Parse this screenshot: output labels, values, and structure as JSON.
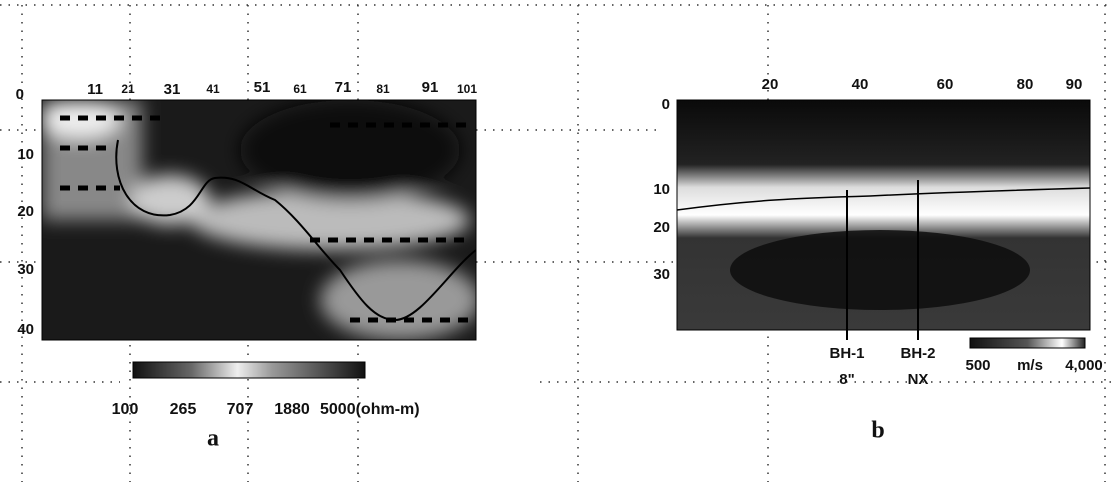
{
  "panels": [
    {
      "label": "a",
      "x_ticks": [
        "11",
        "21",
        "31",
        "41",
        "51",
        "61",
        "71",
        "81",
        "91",
        "101"
      ],
      "y_ticks": [
        "0",
        "10",
        "20",
        "30",
        "40"
      ],
      "colorbar": [
        "100",
        "265",
        "707",
        "1880",
        "5000(ohm-m)"
      ]
    },
    {
      "label": "b",
      "x_ticks": [
        "20",
        "40",
        "60",
        "80",
        "90"
      ],
      "y_ticks": [
        "0",
        "10",
        "20",
        "30"
      ],
      "boreholes": [
        {
          "name": "BH-1",
          "size": "8\""
        },
        {
          "name": "BH-2",
          "size": "NX"
        }
      ],
      "colorbar": {
        "min": "500",
        "unit": "m/s",
        "max": "4,000"
      }
    }
  ]
}
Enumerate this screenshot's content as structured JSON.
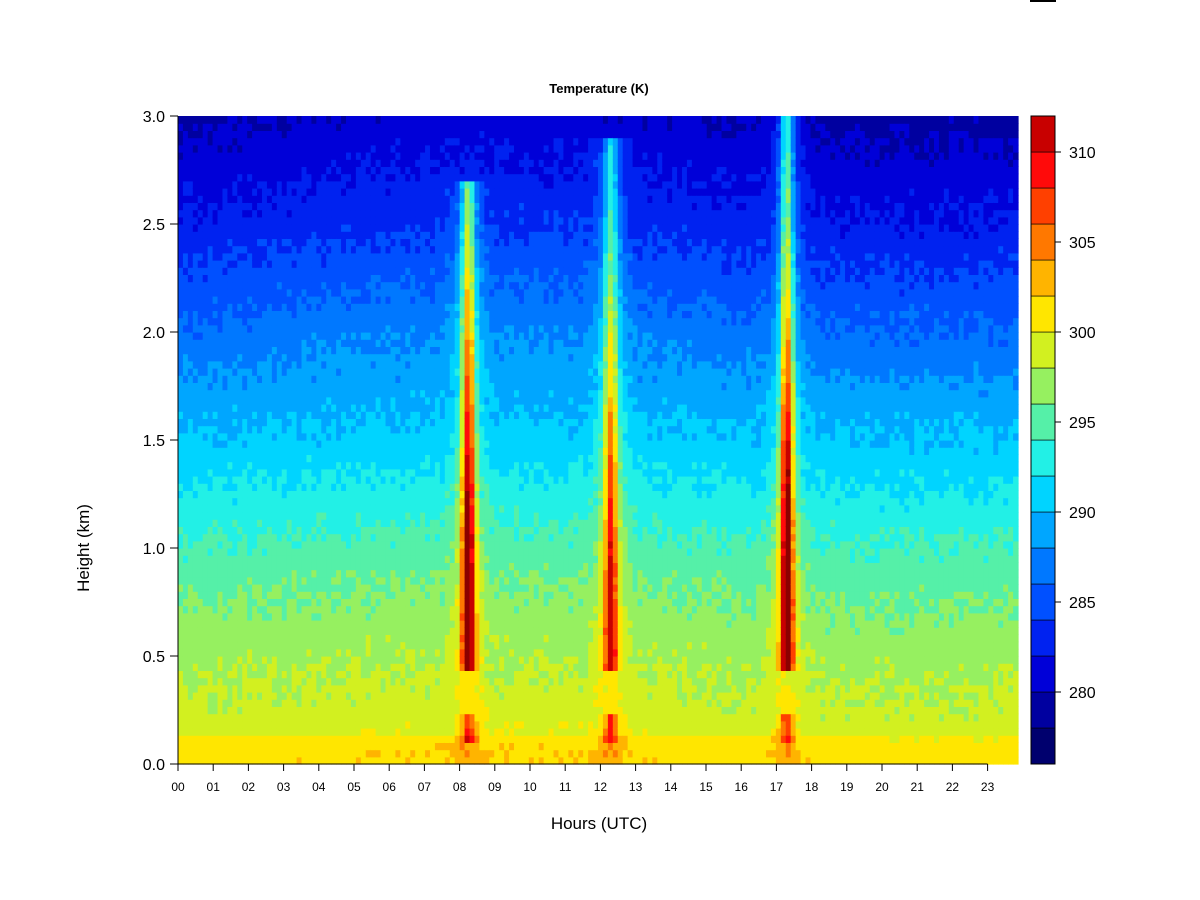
{
  "chart_data": {
    "type": "heatmap",
    "title": "Temperature (K)",
    "xlabel": "Hours (UTC)",
    "ylabel": "Height (km)",
    "x_ticks": [
      "00",
      "01",
      "02",
      "03",
      "04",
      "05",
      "06",
      "07",
      "08",
      "09",
      "10",
      "11",
      "12",
      "13",
      "14",
      "15",
      "16",
      "17",
      "18",
      "19",
      "20",
      "21",
      "22",
      "23"
    ],
    "y_ticks": [
      "0.0",
      "0.5",
      "1.0",
      "1.5",
      "2.0",
      "2.5",
      "3.0"
    ],
    "xlim": [
      0,
      24
    ],
    "ylim": [
      0.0,
      3.0
    ],
    "colorbar": {
      "levels": [
        276,
        278,
        280,
        282,
        284,
        286,
        288,
        290,
        292,
        294,
        296,
        298,
        300,
        302,
        304,
        306,
        308,
        310,
        312
      ],
      "ticks": [
        "280",
        "285",
        "290",
        "295",
        "300",
        "305",
        "310"
      ],
      "colors": [
        "#00006e",
        "#0000a0",
        "#0000d8",
        "#0022f0",
        "#0050ff",
        "#0078ff",
        "#00a6ff",
        "#00d4ff",
        "#22f0e6",
        "#55f0a8",
        "#96f060",
        "#d2f020",
        "#ffe600",
        "#ffb400",
        "#ff7800",
        "#ff4000",
        "#ff0a0a",
        "#c80000",
        "#8c0000"
      ]
    },
    "background_profile": [
      {
        "height_km": 0.0,
        "temperature_k": 300
      },
      {
        "height_km": 0.3,
        "temperature_k": 298.5
      },
      {
        "height_km": 0.7,
        "temperature_k": 296.5
      },
      {
        "height_km": 1.0,
        "temperature_k": 294.5
      },
      {
        "height_km": 1.5,
        "temperature_k": 290.5
      },
      {
        "height_km": 2.0,
        "temperature_k": 287
      },
      {
        "height_km": 2.5,
        "temperature_k": 283
      },
      {
        "height_km": 3.0,
        "temperature_k": 280
      }
    ],
    "warm_columns": [
      {
        "center_hour": 8.25,
        "bottom_km": 0.45,
        "top_km": 2.7,
        "peak_km": 1.2,
        "peak_temperature_k": 309
      },
      {
        "center_hour": 12.3,
        "bottom_km": 0.45,
        "top_km": 2.9,
        "peak_km": 1.1,
        "peak_temperature_k": 305
      },
      {
        "center_hour": 17.3,
        "bottom_km": 0.45,
        "top_km": 3.0,
        "peak_km": 1.2,
        "peak_temperature_k": 310
      }
    ]
  }
}
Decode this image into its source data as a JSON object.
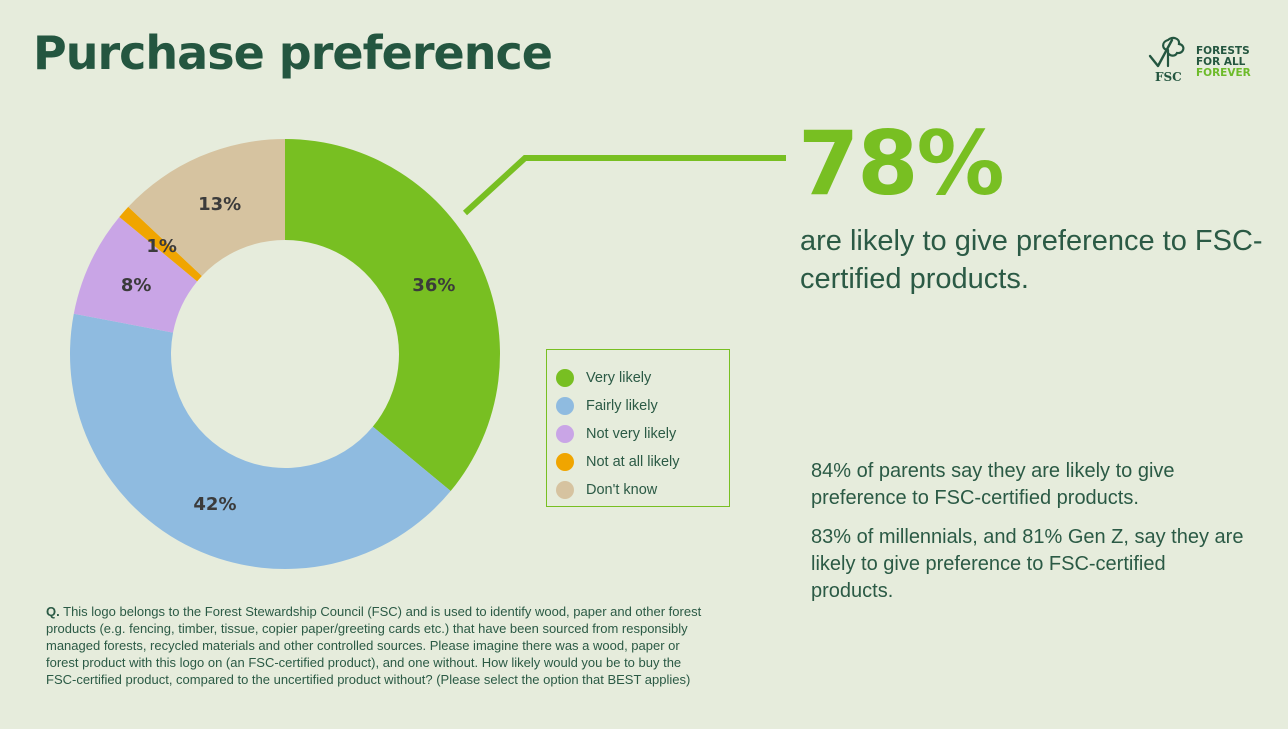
{
  "header": {
    "title": "Purchase preference"
  },
  "logo": {
    "wordmark": "FSC",
    "tagline": [
      "FORESTS",
      "FOR ALL",
      "FOREVER"
    ],
    "registered": "®"
  },
  "chart_data": {
    "type": "pie",
    "variant": "donut",
    "categories": [
      "Very likely",
      "Fairly likely",
      "Not very likely",
      "Not at all likely",
      "Don't know"
    ],
    "values": [
      36,
      42,
      8,
      1,
      13
    ],
    "value_labels": [
      "36%",
      "42%",
      "8%",
      "1%",
      "13%"
    ],
    "colors": [
      "#78bf22",
      "#8fbbe0",
      "#c9a5e6",
      "#f0a500",
      "#d6c3a0"
    ],
    "legend_position": "right"
  },
  "callout": {
    "value": "78%",
    "text": "are likely to give preference to FSC-certified products."
  },
  "stats": [
    "84% of parents say they are likely to give preference to FSC-certified products.",
    "83% of millennials, and 81% Gen Z, say they are likely to give preference to FSC-certified products."
  ],
  "question": {
    "prefix": "Q.",
    "text": "This logo belongs to the Forest Stewardship Council (FSC) and is used to identify wood, paper and other forest products (e.g. fencing, timber, tissue, copier paper/greeting cards etc.) that have been sourced from responsibly managed forests, recycled materials and other controlled sources. Please imagine there was a wood, paper or forest product with this logo on (an FSC-certified product), and one without. How likely would you be to buy the FSC-certified product, compared to the uncertified product without? (Please select the option that BEST applies)"
  }
}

What you have to do —
Among the entries above, identify all lines with "JSON" and copy them.

Worked answer —
Parse this screenshot: output labels, values, and structure as JSON.
Enumerate this screenshot's content as structured JSON.
Decode this image into its source data as a JSON object.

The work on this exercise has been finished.